__READING TEXT__
Over 35 locations were used, with over 25 stages created through virtual production. Vast areas of Buenos Aires were digitally scanned and translated into an Unreal Engine virtual reality system, to then be projected onto a screen on set, which allowed filming of exterior scenes from different environments consecutively without sacrificing "identity and realism." The COVID-19 pandemic enabled the filming of the "desolate city" from the comic.

===Post-production===
Post-production lasted for a year and a half. Alejandro Brodersohn and Alejandro Parysow served as editors and Martín Grignaschi was the sound designer, with Pablo Accame and Ignacio Pol as VFX supervisors. Stagnaro said technological development was one of the main reasons the project was possible. He thought it was crucial to have the autonomy to "design and then own" the digital environment instead of it "coming already pre-designed from abroad", as the original work had "such deep roots" in Argentina that only locals could construct it. The digitally scanned and projected environments were then sent to foreign studios to "complement the work".

__LISTED RECORDS__
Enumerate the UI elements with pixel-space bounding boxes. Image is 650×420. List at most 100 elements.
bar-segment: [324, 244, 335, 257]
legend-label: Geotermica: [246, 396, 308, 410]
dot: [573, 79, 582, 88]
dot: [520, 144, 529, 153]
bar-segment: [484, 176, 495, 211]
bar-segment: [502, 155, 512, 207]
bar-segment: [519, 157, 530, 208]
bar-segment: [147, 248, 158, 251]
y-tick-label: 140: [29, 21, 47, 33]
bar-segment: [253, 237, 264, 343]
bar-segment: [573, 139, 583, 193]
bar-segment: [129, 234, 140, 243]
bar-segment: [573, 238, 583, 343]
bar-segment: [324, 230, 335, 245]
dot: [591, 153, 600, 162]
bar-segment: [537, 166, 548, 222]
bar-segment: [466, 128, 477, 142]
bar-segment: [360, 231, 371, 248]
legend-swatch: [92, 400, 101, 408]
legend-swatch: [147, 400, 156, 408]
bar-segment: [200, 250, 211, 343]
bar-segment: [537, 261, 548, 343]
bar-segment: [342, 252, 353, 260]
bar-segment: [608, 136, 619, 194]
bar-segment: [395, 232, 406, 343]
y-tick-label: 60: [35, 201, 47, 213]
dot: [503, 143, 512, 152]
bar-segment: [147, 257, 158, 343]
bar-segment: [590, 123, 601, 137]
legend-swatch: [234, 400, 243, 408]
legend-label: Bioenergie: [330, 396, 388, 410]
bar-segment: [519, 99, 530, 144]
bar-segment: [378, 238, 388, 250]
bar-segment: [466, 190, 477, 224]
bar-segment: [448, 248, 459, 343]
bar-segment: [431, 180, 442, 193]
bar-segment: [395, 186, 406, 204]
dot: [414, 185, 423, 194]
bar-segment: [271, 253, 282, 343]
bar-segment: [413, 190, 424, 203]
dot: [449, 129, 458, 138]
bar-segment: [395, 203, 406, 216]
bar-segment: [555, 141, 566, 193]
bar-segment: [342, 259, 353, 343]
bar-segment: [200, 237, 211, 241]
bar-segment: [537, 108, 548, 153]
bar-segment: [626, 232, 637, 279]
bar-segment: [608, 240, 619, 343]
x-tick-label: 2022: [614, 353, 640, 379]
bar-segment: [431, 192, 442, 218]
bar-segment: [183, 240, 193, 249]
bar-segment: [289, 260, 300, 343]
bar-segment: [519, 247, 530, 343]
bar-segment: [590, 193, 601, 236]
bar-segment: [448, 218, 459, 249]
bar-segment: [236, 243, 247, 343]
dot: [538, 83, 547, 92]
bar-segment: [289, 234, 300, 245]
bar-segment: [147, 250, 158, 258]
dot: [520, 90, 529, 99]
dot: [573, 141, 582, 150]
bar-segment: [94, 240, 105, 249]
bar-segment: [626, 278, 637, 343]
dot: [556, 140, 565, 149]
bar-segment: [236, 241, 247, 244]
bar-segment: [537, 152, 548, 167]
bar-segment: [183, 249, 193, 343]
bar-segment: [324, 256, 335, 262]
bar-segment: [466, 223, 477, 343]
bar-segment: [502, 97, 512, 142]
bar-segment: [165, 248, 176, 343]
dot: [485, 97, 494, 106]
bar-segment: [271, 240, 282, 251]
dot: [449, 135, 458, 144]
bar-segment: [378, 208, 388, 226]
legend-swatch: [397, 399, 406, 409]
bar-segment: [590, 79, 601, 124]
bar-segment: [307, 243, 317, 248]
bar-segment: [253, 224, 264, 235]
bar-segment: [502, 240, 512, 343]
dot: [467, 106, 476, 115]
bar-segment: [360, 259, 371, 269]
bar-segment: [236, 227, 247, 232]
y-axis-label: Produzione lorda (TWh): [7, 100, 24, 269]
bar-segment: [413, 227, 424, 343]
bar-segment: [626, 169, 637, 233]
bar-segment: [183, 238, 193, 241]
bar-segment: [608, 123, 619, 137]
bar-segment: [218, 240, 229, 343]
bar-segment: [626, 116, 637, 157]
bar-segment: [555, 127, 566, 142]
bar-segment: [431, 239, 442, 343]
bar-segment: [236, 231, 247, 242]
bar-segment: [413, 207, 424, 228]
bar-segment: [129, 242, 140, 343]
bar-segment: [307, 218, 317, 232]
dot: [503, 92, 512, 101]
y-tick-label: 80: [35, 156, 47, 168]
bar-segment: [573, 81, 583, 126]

__TASKS TO COMPLETE__
(1) Name every person mentioned in the text on filming and post-production.
(2) Carry the text on filming and post-production forward from its final sentence.
You won't need the entries for this.

__ANSWER LIST__
(1) Alejandro Brodersohn, Alejandro Parysow, Martín Grignaschi, Pablo Accame, Ignacio Pol, Stagnaro

(2)
International visual effects vendors included DNEG in London, ReDefine in Barcelona, Scanline VFX in Los Angeles, Planet X in the Netherlands, and ILP in Stockholm. The visual effects were added in during filming, to allow Stagnaro to "remain creative on the set" and have more freedom. Generative AI was also used, to create a shot of a collapsing building. This was confirmed by Netflix's co-chief executive Ted Sarandos, who claimed it was used to speed up production and save money.

==Music==
Federico Jusid composed the score for The Eternaut. The series includes several songs by Argentine artists: "No pibe" and "Jugo de tomate frío" by Manal, "El magnetismo" by Él Mató a un Policía Motorizado, "Fuego" by Intoxicados, "Cuando pase el temblor" by Soda Stereo, "Credo (Chacarera Trunca)" sung by Mercedes Sosa, "Caminito" and "Volver" by Carlos Gardel, "Salgan al sol" by Billy Bond y la Pesada del Rock and Roll, and "Chacarera del rancho" by Los Hermanos Ábalos. It also features "Let It Snow! Let It Snow! Let It Snow!" sung by Dean Martin and "Auld Lang Syne" by Robert Burns.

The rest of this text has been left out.